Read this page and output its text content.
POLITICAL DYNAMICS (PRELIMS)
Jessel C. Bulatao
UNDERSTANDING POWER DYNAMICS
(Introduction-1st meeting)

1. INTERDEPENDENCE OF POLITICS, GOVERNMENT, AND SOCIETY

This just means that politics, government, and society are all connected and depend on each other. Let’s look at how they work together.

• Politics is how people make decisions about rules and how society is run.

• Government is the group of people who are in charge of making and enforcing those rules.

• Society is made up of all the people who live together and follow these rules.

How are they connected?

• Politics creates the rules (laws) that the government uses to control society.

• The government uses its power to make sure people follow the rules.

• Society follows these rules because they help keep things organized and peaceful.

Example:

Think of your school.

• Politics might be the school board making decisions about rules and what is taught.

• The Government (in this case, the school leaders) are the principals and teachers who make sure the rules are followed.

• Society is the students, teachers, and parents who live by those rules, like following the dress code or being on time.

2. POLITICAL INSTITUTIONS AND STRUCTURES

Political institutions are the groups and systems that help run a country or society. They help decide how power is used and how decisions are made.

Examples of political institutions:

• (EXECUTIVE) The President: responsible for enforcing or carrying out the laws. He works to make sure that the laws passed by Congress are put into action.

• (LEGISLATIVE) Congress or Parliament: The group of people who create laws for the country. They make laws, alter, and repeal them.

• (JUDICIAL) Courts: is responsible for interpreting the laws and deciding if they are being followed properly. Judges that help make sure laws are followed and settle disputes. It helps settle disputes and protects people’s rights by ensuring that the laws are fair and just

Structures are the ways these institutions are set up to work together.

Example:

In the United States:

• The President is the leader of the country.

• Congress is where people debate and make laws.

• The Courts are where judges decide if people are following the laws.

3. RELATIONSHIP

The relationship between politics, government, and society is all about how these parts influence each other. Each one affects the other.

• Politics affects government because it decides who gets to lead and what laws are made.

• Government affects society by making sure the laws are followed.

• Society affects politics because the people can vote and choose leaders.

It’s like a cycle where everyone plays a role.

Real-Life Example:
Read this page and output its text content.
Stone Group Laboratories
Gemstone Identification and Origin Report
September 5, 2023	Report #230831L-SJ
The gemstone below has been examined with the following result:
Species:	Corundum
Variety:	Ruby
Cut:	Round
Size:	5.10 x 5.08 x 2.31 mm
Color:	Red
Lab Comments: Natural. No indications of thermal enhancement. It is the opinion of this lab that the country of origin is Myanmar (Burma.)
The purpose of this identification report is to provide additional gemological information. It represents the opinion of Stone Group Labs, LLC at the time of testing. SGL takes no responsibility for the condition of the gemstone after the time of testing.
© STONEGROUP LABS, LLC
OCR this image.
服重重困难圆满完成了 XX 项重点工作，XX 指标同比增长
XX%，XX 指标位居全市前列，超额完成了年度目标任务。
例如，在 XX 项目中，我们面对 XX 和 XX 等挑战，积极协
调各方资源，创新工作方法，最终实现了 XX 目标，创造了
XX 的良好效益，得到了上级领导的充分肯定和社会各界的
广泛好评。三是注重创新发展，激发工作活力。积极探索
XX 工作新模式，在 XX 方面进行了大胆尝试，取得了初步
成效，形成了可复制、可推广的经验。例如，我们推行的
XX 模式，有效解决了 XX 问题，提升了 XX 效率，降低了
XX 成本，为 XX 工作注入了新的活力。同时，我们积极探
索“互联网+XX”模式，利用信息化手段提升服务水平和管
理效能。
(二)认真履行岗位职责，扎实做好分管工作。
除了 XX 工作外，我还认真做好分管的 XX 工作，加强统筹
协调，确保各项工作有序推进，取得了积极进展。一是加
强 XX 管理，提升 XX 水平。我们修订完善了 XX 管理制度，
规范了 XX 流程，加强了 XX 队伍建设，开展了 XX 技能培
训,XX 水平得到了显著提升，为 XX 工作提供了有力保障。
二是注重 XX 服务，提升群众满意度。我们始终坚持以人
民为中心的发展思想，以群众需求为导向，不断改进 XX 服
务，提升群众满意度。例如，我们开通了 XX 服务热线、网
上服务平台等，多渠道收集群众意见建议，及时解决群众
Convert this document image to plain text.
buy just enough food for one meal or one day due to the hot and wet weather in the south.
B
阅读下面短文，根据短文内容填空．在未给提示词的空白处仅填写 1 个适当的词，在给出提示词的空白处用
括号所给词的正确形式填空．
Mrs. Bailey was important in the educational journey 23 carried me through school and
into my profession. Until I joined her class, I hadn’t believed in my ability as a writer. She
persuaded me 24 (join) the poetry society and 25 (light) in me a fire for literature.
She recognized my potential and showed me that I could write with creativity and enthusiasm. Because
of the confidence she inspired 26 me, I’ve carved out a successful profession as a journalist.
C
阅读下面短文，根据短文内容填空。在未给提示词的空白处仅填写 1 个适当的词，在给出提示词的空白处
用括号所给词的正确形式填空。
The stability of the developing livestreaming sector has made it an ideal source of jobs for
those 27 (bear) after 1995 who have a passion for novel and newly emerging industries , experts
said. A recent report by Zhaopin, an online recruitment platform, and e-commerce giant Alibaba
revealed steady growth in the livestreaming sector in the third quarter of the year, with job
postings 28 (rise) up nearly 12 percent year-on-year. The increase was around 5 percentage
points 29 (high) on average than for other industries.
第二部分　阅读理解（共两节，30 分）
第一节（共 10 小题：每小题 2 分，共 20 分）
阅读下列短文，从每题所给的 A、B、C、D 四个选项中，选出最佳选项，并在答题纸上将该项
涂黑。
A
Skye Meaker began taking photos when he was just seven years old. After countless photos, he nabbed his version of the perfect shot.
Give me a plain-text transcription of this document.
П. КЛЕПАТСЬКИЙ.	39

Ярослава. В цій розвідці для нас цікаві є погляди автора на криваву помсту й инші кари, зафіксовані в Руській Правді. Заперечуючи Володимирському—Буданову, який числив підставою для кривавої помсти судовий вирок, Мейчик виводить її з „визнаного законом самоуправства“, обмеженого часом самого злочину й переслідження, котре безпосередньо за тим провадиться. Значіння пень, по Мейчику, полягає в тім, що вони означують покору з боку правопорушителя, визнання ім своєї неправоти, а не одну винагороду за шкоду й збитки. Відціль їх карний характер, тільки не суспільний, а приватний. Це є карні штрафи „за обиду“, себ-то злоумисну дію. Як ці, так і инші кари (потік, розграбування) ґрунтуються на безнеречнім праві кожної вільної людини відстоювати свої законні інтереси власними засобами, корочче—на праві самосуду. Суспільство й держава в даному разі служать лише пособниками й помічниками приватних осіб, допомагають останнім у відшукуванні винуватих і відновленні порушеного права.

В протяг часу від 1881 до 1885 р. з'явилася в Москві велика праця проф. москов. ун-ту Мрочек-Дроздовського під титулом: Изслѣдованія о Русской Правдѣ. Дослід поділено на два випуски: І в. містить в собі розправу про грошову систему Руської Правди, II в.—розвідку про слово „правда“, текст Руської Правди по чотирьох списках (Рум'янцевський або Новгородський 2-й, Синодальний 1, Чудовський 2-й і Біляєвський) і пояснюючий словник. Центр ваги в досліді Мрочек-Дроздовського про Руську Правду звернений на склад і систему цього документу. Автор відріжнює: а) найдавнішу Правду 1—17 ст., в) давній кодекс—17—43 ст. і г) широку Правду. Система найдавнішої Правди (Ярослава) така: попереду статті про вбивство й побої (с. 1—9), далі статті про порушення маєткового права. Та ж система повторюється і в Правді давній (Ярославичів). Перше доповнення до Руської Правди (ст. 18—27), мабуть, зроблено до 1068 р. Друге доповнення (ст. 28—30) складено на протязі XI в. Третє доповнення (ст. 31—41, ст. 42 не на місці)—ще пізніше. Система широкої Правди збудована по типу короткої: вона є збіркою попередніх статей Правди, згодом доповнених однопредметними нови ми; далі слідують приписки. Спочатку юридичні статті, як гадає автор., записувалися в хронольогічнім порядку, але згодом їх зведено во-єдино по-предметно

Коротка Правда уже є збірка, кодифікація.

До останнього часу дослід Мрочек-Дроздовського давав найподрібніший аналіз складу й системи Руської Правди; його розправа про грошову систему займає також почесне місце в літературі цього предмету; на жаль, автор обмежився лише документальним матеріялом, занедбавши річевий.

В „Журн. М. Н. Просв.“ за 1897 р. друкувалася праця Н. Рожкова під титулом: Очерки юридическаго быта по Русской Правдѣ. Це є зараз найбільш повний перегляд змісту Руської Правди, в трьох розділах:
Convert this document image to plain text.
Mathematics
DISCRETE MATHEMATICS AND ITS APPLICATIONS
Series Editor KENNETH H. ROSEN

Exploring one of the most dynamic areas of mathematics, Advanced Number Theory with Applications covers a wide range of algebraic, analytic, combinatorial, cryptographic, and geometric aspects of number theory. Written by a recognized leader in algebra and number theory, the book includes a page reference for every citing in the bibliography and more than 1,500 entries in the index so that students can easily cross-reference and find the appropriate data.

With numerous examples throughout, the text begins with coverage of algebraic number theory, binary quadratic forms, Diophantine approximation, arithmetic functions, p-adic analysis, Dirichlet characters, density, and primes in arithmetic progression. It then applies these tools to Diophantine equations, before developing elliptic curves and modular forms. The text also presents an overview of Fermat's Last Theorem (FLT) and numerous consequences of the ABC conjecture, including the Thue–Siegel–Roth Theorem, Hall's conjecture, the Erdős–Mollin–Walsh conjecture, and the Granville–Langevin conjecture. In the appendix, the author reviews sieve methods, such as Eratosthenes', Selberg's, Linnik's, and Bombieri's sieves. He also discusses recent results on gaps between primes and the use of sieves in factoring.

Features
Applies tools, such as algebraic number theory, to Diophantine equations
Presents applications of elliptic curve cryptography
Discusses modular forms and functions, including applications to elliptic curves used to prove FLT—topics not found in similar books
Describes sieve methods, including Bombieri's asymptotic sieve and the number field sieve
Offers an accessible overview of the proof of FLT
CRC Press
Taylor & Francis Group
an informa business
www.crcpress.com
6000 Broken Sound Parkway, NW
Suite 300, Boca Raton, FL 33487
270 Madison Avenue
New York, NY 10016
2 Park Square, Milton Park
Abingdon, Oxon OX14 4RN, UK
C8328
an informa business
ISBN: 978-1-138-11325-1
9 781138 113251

·····

**WHAT IS EXPECTED**
Extract every line containing the string "into" from the data above.

**OUTPUT**
• (EXECUTIVE) The President: responsible for enforcing or carrying out the laws. He works to make sure that the laws passed by Congress are put into action.
into my profession. Until I joined her class, I hadn’t believed in my ability as a writer. She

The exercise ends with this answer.